***** Task inputs
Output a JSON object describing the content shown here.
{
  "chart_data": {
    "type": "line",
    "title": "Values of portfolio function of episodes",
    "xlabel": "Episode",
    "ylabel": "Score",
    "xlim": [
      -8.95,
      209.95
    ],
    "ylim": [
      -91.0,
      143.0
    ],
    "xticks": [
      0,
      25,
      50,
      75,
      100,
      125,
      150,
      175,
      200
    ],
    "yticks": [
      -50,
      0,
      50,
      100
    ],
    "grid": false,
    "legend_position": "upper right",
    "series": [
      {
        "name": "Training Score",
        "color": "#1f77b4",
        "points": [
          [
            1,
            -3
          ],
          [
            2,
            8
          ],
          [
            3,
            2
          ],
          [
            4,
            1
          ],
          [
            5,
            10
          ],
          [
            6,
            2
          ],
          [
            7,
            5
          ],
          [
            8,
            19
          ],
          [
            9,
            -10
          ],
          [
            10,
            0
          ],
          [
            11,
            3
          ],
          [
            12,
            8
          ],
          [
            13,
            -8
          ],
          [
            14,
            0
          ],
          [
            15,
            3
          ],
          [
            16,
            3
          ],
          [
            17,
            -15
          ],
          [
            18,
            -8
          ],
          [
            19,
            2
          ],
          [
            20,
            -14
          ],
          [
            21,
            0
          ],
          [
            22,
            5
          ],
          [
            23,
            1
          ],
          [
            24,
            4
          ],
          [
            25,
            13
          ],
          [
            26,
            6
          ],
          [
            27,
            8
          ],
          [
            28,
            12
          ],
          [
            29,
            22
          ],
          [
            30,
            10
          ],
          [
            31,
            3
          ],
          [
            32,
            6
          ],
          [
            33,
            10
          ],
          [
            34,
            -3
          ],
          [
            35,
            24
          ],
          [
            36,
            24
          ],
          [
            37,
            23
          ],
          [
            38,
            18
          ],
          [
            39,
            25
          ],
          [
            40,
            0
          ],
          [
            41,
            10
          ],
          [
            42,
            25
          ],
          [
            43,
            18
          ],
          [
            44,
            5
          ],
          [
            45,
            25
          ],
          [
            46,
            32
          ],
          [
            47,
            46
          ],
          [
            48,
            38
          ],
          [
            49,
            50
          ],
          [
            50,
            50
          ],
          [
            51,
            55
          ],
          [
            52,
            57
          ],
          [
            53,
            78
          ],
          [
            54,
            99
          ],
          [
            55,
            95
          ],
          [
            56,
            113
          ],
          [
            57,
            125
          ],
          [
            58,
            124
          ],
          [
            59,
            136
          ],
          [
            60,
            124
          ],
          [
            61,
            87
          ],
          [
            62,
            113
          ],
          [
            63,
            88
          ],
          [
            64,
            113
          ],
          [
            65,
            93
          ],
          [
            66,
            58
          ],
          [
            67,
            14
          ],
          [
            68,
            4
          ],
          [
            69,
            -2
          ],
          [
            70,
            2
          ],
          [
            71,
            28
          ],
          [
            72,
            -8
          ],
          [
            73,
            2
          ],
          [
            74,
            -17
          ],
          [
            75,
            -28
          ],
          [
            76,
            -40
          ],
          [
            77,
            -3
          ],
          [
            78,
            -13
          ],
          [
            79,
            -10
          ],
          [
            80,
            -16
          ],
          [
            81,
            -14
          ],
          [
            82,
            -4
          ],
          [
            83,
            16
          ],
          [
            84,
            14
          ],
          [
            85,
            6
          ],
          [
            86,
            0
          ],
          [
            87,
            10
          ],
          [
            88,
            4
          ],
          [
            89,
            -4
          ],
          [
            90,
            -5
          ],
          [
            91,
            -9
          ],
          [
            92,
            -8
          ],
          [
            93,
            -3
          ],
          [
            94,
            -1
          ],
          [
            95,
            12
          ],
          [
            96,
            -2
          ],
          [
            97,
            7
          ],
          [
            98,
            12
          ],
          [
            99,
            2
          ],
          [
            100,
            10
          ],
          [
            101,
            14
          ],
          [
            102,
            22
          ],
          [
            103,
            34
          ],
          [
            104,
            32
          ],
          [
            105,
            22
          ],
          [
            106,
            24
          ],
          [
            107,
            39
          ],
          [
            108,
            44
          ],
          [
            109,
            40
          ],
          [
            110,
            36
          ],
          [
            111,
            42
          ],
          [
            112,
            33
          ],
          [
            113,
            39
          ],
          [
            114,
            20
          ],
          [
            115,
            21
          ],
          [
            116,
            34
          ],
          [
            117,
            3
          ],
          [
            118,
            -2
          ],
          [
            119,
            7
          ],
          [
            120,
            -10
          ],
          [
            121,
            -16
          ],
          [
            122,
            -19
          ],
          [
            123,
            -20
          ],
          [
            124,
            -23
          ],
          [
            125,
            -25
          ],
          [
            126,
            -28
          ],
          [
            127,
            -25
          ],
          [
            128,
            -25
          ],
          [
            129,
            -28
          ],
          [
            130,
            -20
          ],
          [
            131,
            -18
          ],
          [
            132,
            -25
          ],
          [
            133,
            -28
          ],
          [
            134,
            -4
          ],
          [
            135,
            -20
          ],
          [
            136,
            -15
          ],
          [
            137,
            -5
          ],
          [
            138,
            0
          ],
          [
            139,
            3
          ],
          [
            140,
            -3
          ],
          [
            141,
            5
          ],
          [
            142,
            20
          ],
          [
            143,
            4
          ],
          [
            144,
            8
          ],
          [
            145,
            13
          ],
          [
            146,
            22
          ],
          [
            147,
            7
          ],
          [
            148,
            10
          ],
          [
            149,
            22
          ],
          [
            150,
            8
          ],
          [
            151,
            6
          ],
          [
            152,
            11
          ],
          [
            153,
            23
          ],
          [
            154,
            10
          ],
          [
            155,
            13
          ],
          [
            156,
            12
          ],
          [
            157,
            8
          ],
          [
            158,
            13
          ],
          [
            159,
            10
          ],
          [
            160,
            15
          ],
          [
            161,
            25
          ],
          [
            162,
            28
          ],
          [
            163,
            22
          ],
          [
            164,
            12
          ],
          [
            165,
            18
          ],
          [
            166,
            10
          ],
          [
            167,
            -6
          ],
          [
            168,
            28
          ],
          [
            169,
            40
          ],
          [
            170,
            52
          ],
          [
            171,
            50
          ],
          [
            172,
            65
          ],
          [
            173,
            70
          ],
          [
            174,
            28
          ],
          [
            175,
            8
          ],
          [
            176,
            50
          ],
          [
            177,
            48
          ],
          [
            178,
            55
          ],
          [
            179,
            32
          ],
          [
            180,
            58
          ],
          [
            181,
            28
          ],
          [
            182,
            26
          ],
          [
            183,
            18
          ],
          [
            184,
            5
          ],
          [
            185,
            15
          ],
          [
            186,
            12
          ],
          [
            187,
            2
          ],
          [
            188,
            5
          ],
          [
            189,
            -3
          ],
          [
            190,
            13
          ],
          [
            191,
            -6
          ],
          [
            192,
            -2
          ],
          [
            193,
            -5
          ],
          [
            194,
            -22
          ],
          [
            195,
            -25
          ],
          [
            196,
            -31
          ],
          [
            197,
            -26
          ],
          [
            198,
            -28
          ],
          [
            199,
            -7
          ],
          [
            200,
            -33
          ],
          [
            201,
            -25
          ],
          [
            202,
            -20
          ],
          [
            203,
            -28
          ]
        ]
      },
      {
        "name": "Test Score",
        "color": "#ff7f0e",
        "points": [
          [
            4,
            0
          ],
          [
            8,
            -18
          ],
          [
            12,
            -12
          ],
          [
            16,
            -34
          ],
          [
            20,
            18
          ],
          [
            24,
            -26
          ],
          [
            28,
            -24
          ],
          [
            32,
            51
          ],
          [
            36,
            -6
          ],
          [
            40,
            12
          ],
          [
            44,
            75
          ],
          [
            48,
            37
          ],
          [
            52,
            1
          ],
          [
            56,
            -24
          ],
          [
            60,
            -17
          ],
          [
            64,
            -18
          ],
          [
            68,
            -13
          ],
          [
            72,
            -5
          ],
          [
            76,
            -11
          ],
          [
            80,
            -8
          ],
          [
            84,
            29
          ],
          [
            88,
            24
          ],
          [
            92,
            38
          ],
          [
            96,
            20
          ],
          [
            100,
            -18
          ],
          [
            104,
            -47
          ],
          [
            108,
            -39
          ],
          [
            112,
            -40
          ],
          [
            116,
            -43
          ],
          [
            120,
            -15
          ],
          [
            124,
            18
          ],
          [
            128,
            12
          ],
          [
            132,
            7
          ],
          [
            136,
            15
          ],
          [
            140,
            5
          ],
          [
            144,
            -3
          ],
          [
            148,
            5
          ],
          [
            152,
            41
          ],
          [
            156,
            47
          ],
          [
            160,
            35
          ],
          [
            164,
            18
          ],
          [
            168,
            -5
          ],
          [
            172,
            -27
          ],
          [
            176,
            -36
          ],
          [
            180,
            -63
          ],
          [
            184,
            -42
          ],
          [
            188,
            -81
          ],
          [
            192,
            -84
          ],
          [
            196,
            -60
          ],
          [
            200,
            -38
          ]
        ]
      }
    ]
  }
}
**********
Lines in the records that hold the word "Score" are to be counted; give only the total.

3